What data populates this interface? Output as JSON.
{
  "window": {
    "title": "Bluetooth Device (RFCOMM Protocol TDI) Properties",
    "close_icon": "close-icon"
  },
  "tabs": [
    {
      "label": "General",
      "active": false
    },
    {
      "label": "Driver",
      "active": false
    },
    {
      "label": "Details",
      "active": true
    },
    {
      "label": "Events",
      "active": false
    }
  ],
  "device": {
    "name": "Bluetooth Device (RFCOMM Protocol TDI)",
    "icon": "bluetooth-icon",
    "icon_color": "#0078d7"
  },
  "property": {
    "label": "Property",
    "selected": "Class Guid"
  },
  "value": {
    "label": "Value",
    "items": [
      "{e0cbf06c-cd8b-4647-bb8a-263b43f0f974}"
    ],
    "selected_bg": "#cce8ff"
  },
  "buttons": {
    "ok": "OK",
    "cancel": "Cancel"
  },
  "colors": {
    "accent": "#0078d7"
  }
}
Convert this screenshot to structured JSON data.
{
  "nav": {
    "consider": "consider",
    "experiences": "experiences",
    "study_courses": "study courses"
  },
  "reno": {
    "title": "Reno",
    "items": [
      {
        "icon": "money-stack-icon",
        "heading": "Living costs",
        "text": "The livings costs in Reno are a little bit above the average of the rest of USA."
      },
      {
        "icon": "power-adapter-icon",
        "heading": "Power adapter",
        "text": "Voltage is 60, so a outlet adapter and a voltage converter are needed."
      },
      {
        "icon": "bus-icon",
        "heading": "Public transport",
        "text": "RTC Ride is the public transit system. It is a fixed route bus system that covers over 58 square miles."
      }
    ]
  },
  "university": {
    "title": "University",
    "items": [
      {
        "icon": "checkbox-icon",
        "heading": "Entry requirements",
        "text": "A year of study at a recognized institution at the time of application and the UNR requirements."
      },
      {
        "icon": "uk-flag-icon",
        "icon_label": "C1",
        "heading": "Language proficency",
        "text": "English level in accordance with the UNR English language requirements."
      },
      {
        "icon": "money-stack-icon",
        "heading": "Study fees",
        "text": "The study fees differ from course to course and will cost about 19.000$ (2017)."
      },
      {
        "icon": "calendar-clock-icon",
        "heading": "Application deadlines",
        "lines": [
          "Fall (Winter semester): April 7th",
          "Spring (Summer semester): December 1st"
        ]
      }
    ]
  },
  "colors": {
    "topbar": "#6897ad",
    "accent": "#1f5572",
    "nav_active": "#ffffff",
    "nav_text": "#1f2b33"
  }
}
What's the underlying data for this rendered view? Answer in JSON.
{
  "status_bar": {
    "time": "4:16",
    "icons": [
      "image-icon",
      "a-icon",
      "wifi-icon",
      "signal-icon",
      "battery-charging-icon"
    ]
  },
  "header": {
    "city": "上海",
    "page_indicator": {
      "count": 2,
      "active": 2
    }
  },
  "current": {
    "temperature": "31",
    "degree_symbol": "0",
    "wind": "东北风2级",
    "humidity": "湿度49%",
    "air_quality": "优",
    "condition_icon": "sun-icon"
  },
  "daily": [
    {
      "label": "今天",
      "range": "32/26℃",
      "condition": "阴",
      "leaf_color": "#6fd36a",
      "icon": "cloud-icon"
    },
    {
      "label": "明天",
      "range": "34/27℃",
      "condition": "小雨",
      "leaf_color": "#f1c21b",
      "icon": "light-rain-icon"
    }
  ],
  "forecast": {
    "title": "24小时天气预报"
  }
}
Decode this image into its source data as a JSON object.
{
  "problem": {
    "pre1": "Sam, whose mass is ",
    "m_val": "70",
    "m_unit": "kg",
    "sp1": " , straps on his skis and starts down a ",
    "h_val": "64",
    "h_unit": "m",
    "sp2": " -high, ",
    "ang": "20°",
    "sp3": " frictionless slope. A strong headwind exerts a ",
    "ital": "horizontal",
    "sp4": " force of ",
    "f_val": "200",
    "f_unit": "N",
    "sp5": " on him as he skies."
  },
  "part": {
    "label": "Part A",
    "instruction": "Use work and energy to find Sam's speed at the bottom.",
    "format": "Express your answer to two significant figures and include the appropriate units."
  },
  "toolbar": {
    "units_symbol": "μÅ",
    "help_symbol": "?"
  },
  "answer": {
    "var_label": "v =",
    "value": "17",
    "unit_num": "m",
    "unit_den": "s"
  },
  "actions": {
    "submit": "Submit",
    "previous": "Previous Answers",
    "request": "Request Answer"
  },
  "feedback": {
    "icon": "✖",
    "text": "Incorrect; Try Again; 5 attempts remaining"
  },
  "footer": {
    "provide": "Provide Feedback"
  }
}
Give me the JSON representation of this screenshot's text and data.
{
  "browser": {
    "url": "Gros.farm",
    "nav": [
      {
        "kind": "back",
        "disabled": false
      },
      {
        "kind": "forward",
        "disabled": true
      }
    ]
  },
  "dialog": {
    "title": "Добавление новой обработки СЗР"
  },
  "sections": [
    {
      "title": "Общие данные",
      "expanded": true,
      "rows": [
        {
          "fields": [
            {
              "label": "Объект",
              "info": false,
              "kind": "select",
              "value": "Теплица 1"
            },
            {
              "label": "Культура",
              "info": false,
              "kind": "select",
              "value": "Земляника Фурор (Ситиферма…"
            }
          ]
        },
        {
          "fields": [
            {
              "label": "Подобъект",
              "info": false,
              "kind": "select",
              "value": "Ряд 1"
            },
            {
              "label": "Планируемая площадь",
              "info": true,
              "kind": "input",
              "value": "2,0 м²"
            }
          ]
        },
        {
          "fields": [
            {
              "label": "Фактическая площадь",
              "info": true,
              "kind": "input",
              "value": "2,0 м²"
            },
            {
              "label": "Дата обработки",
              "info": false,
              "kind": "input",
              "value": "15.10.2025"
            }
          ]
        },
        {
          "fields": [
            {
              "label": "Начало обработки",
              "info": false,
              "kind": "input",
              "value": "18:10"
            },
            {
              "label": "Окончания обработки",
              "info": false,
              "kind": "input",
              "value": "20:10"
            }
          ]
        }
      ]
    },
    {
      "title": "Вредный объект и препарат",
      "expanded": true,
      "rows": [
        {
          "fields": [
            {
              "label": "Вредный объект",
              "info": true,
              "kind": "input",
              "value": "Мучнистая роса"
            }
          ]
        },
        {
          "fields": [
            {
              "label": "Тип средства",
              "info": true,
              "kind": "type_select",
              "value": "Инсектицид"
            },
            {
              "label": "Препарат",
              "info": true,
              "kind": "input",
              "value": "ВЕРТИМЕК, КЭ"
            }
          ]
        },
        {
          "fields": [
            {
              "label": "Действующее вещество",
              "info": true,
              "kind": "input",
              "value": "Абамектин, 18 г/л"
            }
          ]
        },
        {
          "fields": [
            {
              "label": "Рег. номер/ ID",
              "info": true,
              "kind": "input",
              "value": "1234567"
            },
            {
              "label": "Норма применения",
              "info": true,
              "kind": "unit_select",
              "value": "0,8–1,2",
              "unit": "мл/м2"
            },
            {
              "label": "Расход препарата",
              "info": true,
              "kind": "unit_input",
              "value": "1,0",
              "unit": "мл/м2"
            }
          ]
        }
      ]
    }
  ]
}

§ EXERCISE INSTRUCTIONS
Return every line from the records above that holds the word "heading".

§ RESULT OF THE EXERCISE
        "heading": "Living costs",
        "heading": "Power adapter",
        "heading": "Public transport",
        "heading": "Entry requirements",
        "heading": "Language proficency",
        "heading": "Study fees",
        "heading": "Application deadlines",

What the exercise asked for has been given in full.